Exact reproduction is required for all entries.

▶ _Input for this task_

>>>

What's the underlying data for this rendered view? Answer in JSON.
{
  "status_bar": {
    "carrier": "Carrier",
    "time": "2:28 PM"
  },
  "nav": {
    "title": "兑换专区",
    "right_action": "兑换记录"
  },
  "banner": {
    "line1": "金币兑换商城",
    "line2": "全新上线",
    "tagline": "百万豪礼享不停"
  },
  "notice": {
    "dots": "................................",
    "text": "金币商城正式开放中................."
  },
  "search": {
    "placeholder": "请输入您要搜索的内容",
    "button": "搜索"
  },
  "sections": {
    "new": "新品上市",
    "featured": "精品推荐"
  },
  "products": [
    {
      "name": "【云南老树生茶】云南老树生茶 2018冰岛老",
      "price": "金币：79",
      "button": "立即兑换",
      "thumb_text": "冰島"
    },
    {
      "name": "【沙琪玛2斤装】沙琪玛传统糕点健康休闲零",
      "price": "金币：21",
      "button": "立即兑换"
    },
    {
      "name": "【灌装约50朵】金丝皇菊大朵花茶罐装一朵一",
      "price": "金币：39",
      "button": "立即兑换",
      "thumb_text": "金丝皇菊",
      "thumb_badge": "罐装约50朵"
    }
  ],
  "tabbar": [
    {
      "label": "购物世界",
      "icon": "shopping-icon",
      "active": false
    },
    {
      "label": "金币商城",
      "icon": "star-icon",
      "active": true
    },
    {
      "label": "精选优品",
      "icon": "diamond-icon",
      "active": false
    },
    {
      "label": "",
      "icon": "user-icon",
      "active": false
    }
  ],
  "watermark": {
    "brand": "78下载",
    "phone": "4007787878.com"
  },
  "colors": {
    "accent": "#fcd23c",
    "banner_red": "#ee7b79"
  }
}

<<<

▶ _Task answer_
What's the underlying data for this rendered view? Answer in JSON.
{
  "status_bar": {
    "carrier": "Carrier",
    "time": "2:28 PM"
  },
  "nav": {
    "title": "兑换专区",
    "right_action": "兑换记录"
  },
  "banner": {
    "line1": "金币兑换商城",
    "line2": "全新上线",
    "tagline": "百万豪礼享不停"
  },
  "notice": {
    "dots": "................................",
    "text": "金币商城正式开放中................."
  },
  "search": {
    "placeholder": "请输入您要搜索的内容",
    "button": "搜索"
  },
  "sections": {
    "new": "新品上市",
    "featured": "精品推荐"
  },
  "products": [
    {
      "name": "【云南老树生茶】云南老树生茶 2018冰岛老",
      "price": "金币：79",
      "button": "立即兑换",
      "thumb_text": "冰島"
    },
    {
      "name": "【沙琪玛2斤装】沙琪玛传统糕点健康休闲零",
      "price": "金币：21",
      "button": "立即兑换"
    },
    {
      "name": "【灌装约50朵】金丝皇菊大朵花茶罐装一朵一",
      "price": "金币：39",
      "button": "立即兑换",
      "thumb_text": "金丝皇菊",
      "thumb_badge": "罐装约50朵"
    }
  ],
  "tabbar": [
    {
      "label": "购物世界",
      "icon": "shopping-icon",
      "active": false
    },
    {
      "label": "金币商城",
      "icon": "star-icon",
      "active": true
    },
    {
      "label": "精选优品",
      "icon": "diamond-icon",
      "active": false
    },
    {
      "label": "",
      "icon": "user-icon",
      "active": false
    }
  ],
  "watermark": {
    "brand": "78下载",
    "phone": "4007787878.com"
  },
  "colors": {
    "accent": "#fcd23c",
    "banner_red": "#ee7b79"
  }
}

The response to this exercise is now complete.